Problems to work on
**A)** In the passage of apologies, what does the writer say about the house across the street?
**B)** Please extend the passage of apologies, picking up after its final sentence.

Exercise passage
I'm sorry I didn't volunteer to chaperone the field trip. Or take on "Room Mom" responsibilities. Or notice that my kid needs his nails cut. Or his hair cut. I'm sorry if I didn't check his backpack. Or sign his homework folder. Or notice the note pinned to his shirt. Or the post-it note stuck to his forehead. Or sign him up for that activity before the deadline. Or even know there was an activity with a deadline. Or sign that permission slip. Or remember that it was a half day of school and pick him up on time. Or sell entertainment books. Or attend any parent teacher association meetings. Or contribute to any fundraisers. Or volunteer for any committees.
I'm sorry if I didn't attend that play date we keep talking about. Or have you over. Or meet for coffee. Or call you back. Or send you a birthday card (even though Facebook reminded me). Or really nurture our friendship in any way apart from Facebook, for that matter. I'm sorry if I was recently impatient with you. Or didn't hear you. Or listen to you. I'm sorry if I wasn't up-to-date on world news. Or local news. Or even notice that the house across the street from me is for sale (it really is, by the way, if anyone is interested in living across the street from a really busy family who forgets to take the trash cans in sometimes). Sorry about that too.
I'm sorry if I didn't eat right this week. Or exercise. Or drink more water. Or get eight hours of sleep. Or take time to read. Or take a long bath. Or notice that I need my nails cut. Or my hair cut. Is that a post-it note stuck to my forehead? I'm sorry if I didn't take care of myself at all this week, let alone taking care of myself first so I can care for others.

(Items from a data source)
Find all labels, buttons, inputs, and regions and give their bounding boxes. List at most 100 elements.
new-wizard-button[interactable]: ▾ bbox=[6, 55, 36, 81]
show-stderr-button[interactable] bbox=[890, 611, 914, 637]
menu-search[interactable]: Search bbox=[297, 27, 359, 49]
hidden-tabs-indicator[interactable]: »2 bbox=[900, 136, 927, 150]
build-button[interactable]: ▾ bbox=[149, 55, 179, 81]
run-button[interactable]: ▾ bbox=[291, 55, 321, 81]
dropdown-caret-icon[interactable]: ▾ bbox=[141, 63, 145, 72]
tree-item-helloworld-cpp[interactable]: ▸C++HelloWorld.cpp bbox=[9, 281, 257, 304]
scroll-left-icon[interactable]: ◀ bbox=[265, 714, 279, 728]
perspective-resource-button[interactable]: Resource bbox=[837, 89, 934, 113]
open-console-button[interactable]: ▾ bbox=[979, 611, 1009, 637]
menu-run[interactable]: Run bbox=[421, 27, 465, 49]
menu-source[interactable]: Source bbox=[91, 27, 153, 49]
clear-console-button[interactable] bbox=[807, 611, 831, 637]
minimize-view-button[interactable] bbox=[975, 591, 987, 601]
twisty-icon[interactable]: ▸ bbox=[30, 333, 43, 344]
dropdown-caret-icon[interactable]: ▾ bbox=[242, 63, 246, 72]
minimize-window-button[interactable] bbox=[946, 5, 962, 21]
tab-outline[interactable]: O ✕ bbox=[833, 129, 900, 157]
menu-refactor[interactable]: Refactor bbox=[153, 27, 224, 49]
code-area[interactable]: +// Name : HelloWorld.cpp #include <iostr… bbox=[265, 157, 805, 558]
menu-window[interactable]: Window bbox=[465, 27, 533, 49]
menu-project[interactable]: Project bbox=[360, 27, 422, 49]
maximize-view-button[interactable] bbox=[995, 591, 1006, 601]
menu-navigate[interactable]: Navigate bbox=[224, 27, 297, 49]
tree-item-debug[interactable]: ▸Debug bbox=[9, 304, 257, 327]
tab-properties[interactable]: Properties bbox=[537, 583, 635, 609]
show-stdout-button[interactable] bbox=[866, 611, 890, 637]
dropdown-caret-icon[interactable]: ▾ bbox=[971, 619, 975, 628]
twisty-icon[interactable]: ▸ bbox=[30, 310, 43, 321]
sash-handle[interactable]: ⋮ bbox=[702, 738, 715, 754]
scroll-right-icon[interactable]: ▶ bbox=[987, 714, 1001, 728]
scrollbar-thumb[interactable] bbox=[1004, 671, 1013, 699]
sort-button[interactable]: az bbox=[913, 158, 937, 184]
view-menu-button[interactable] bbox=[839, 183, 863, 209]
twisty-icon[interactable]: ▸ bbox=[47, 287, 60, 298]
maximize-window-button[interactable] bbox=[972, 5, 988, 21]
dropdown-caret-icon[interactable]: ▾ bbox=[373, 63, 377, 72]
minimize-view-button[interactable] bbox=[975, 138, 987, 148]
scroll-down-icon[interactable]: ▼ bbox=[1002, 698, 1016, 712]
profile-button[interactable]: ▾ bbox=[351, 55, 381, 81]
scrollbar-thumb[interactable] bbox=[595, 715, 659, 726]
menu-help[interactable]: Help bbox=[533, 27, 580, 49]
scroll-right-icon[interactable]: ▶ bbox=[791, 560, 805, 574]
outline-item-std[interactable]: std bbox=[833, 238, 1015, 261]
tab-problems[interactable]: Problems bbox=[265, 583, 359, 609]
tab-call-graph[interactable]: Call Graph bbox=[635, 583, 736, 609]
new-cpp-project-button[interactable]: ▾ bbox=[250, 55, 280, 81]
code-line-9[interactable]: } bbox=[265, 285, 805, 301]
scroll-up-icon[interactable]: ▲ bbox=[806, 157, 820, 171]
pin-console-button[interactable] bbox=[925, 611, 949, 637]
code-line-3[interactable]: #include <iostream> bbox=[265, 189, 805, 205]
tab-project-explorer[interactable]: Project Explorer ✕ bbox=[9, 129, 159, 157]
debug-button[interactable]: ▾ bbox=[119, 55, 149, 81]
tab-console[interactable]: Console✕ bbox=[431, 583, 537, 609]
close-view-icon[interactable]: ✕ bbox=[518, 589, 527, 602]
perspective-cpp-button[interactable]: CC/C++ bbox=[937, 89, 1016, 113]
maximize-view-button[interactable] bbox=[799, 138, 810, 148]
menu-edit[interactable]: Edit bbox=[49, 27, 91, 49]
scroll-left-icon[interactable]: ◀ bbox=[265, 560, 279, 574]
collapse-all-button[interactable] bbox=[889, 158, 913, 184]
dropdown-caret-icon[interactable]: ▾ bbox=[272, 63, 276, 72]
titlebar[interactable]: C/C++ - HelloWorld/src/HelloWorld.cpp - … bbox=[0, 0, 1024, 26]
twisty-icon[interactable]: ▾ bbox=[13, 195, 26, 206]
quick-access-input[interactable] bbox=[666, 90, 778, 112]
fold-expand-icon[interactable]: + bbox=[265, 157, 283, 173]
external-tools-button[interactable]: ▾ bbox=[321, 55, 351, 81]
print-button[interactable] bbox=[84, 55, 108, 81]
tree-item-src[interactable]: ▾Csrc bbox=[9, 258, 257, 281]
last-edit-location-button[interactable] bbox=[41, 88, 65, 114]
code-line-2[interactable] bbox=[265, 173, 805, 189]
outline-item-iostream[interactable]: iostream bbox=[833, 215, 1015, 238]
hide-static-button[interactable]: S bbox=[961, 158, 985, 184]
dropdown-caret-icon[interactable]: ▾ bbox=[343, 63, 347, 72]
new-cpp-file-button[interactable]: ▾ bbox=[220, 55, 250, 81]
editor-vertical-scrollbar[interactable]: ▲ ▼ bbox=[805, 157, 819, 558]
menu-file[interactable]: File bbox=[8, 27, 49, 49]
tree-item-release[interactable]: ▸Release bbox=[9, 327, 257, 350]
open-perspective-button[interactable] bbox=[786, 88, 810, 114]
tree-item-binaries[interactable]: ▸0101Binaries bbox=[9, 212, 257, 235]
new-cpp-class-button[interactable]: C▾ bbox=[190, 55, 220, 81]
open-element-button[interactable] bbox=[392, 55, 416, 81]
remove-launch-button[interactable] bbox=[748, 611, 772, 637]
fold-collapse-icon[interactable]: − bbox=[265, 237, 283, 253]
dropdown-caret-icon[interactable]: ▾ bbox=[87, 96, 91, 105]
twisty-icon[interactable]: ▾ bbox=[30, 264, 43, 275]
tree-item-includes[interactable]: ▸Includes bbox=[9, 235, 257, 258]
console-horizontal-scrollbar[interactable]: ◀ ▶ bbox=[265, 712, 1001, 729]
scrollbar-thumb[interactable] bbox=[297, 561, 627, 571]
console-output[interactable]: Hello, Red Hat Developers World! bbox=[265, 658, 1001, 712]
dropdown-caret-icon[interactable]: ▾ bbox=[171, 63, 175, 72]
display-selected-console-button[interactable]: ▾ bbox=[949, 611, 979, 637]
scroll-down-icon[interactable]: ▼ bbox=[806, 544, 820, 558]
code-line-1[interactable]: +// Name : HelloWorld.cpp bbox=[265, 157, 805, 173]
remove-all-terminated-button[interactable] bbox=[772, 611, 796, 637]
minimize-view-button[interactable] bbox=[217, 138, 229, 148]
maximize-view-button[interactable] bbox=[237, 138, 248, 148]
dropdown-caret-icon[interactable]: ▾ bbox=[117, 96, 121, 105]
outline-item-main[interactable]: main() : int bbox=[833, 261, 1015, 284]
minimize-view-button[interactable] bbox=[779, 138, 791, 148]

Per-task answers
**A)** It is for sale.

**B)**
I'm not being sarcastic. I am sorry. I want to do all of these things. All of them! Except maybe volunteering for a committee. But it all comes down to triage. And most of these things just haven't made the cut.
The have to's (driving and school drop-off, a full time job (I usually work 8 hour days), plus errands, groceries, and cooking) take up most of the day, just like they do for anyone. And, of course, there's eating together, bath time, homework and bedtime routines (again, just like anyone else). What's left is devoted to, well, "special" needs:
Feeding therapy (not real eating time, just feeding therapy) is the #1 priority right now, which includes 40 minutes per day of focused therapy time, plus preparing food options with Henry's esophageal stricture and extensive allergy list in mind.
Next is calorie counting. He refuses most oral calories, so we had to add a tube feeding back in for a total of four one-hour feedings everyday. For an antsy toddler. Strapped into his booster seat so he doesn't crawl off and pull his tube out.
And speaking of feeding, the therapist of choice (yes, my choice, I know) is 45 minutes away. I believe she's worth it, but she wants Henry to see her at least twice a week. He doesn't, because I can't make that happen. She also wants him to swim. Often. As much as possible. At minimum, once a week. She has great reasons. Wonderful reasons. Well-respected, researched reasons. But I just can't make that happen either. Not once a week. Not at all. Not right now. And she's understanding. She gets it. But as a mom, I want so badly to follow these recommendations, and it hurts that I can't make it happen.
And this is just one therapist. Ideally, I am also following through with occupational therapy (make sure he finishes what he starts, opens, closes, stacks, pushes, points with his finger. . .), physical therapy (make sure he stands this way, plays this way, squats, steps, hold his hands lower, hold his waist . . .), speech therapy (don't let him do the sloppy sign, make him say it, keep track of his words, use the button to get your attention, practice and model, straw hierarchies, lip/tongue/cheek massage . . .), and behavior therapy (charting, antecedent, behavior, consequence, reward . . .). And I do. Usually? Sometimes? One of those.
I completely left out his health care needs, which includes frequent phone calls and emails, monthly surgeries, supply orders and clinic appointments.
And I also left out my other two children, who of course need a mama to give them time and love and a listening ear each day too.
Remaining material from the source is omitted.